[Stored data]
════

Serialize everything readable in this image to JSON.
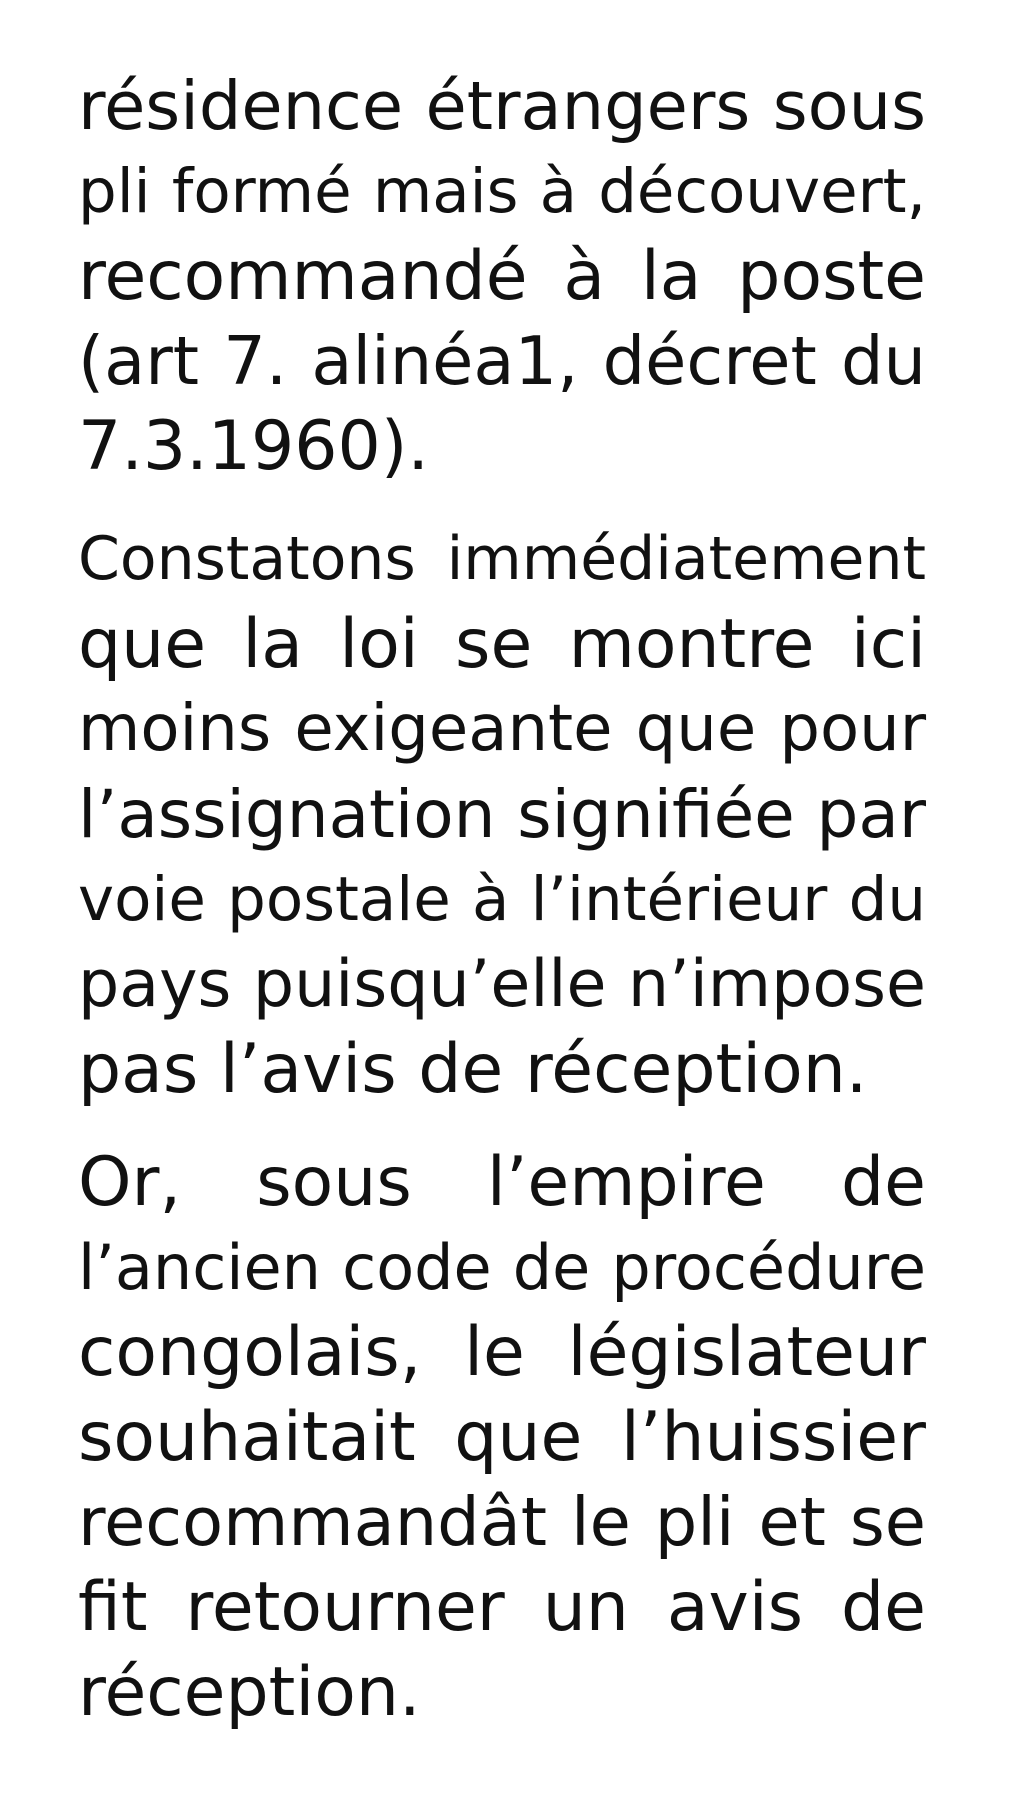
{
  "document": {
    "paragraphs": [
      {
        "lines": [
          "résidence étrangers sous",
          "pli formé mais à découvert,",
          "recommandé à la poste",
          "(art 7. alinéa1, décret du",
          "7.3.1960)."
        ]
      },
      {
        "lines": [
          "Constatons immédiatement",
          "que la loi se montre ici",
          "moins exigeante que pour",
          "l’assignation signifiée par",
          "voie postale à l’intérieur du",
          "pays puisqu’elle n’impose",
          "pas l’avis de réception."
        ]
      },
      {
        "lines": [
          "Or, sous l’empire de",
          "l’ancien code de procédure",
          "congolais, le législateur",
          "souhaitait que l’huissier",
          "recommandât le pli et se",
          "fit retourner un avis de",
          "réception."
        ]
      }
    ]
  }
}
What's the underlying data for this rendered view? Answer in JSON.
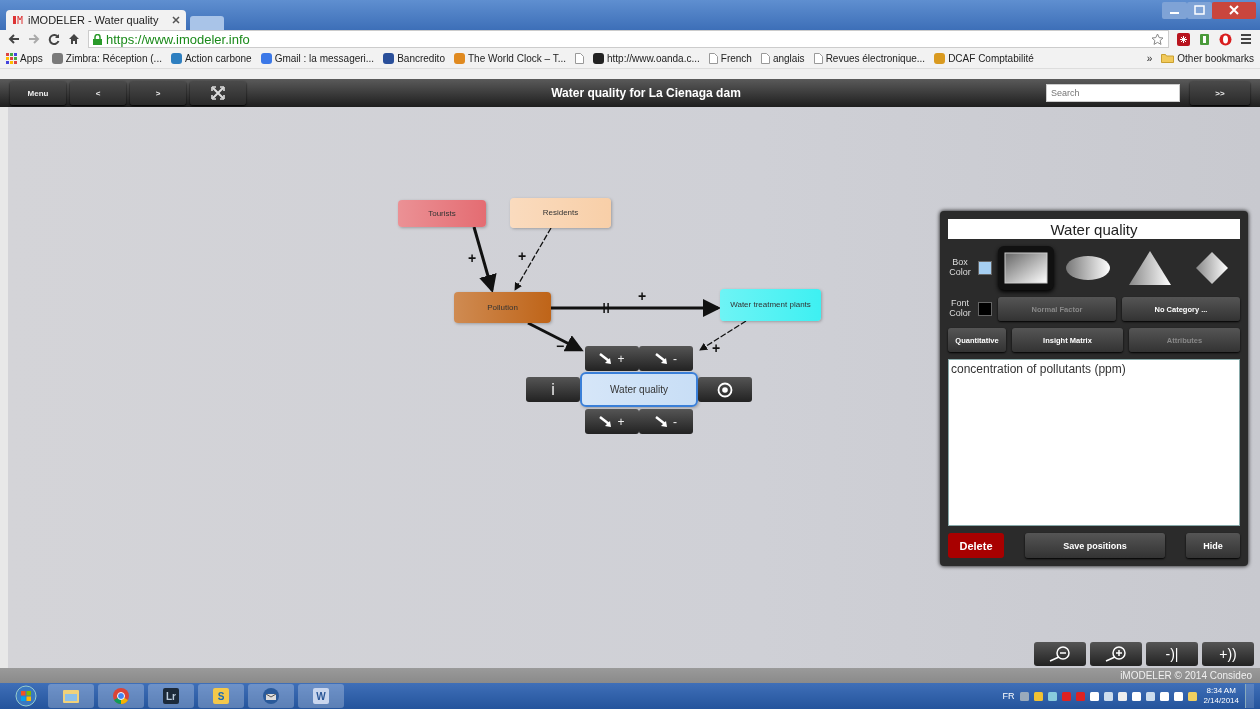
{
  "browser": {
    "tab_title": "iMODELER - Water quality",
    "address": "https://www.imodeler.info",
    "bookmarks": [
      {
        "label": "Apps",
        "kind": "apps"
      },
      {
        "label": "Zimbra: Réception (...",
        "kind": "site",
        "color": "#7a7a7a"
      },
      {
        "label": "Action carbone",
        "kind": "site",
        "color": "#2e7fc0"
      },
      {
        "label": "Gmail : la messageri...",
        "kind": "site",
        "color": "#3b78e7"
      },
      {
        "label": "Bancredito",
        "kind": "site",
        "color": "#2a4f9a"
      },
      {
        "label": "The World Clock – T...",
        "kind": "site",
        "color": "#e08a20"
      },
      {
        "kind": "page"
      },
      {
        "label": "http://www.oanda.c...",
        "kind": "site",
        "color": "#222222"
      },
      {
        "label": "French",
        "kind": "page"
      },
      {
        "label": "anglais",
        "kind": "page"
      },
      {
        "label": "Revues électronique...",
        "kind": "page"
      },
      {
        "label": "DCAF Comptabilité",
        "kind": "site",
        "color": "#d99a20"
      }
    ],
    "overflow": "»",
    "other_bookmarks": "Other bookmarks"
  },
  "toolbar": {
    "buttons": [
      {
        "kind": "text",
        "label": "Menu"
      },
      {
        "kind": "text",
        "label": "<"
      },
      {
        "kind": "text",
        "label": ">"
      },
      {
        "kind": "fit"
      }
    ],
    "title": "Water quality for La Cienaga dam",
    "search": {
      "placeholder": "Search"
    },
    "go": ">>"
  },
  "diagram": {
    "nodes": [
      {
        "label": "Tourists",
        "color": "#e46c72",
        "selected": false
      },
      {
        "label": "Residents",
        "color": "#f8cfa8",
        "selected": false
      },
      {
        "label": "Pollution",
        "color": "#bf6418",
        "selected": false
      },
      {
        "label": "Water treatment plants",
        "color": "#3ef0f2",
        "selected": false
      },
      {
        "label": "Water quality",
        "color": "#c8def6",
        "selected": true
      }
    ],
    "links": [
      {
        "sign": "+",
        "strong": true,
        "delayed": false
      },
      {
        "sign": "+",
        "strong": false,
        "delayed": false
      },
      {
        "sign": "+",
        "strong": true,
        "delayed": true
      },
      {
        "sign": "−",
        "strong": true,
        "delayed": false
      },
      {
        "sign": "+",
        "strong": false,
        "delayed": false
      }
    ],
    "selection_tools": {
      "info": "i",
      "top": [
        "+",
        "-"
      ],
      "bottom": [
        "+",
        "-"
      ]
    }
  },
  "panel": {
    "name": "Water quality",
    "box_color_label": "Box Color",
    "font_color_label": "Font Color",
    "shapes": [
      {
        "kind": "rectangle",
        "selected": true
      },
      {
        "kind": "ellipse",
        "selected": false
      },
      {
        "kind": "triangle",
        "selected": false
      },
      {
        "kind": "diamond",
        "selected": false
      }
    ],
    "buttons": [
      {
        "label": "Normal Factor",
        "disabled": true
      },
      {
        "label": "No Category ...",
        "disabled": false
      },
      {
        "label": "Quantitative",
        "disabled": false
      },
      {
        "label": "Insight Matrix",
        "disabled": false
      },
      {
        "label": "Attributes",
        "disabled": true
      }
    ],
    "description": "concentration of pollutants (ppm)",
    "actions": [
      {
        "label": "Delete",
        "kind": "danger"
      },
      {
        "label": "Save positions",
        "kind": "normal"
      },
      {
        "label": "Hide",
        "kind": "normal"
      }
    ]
  },
  "zoom_controls": [
    {
      "kind": "zoom-out"
    },
    {
      "kind": "zoom-in"
    },
    {
      "kind": "text",
      "label": "-)|"
    },
    {
      "kind": "text",
      "label": "+))"
    }
  ],
  "footer": "iMODELER © 2014 Consideo",
  "taskbar": {
    "apps": [
      {
        "kind": "start"
      },
      {
        "kind": "folder"
      },
      {
        "kind": "chrome"
      },
      {
        "kind": "letter",
        "label": "Lr",
        "color": "#1c2a3a"
      },
      {
        "kind": "letter",
        "label": "S",
        "color": "#f4c84a"
      },
      {
        "kind": "mail"
      },
      {
        "kind": "letter",
        "label": "W",
        "color": "#c9d6ee"
      }
    ],
    "language": "FR",
    "time": "8:34 AM",
    "date": "2/14/2014"
  }
}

════

■ Task details: Pick out the lines containing the word "this" and show them.

■ Task output:
Serialize everything readable in this image to JSON.
What's the underlying data for this rendered view? Answer in JSON.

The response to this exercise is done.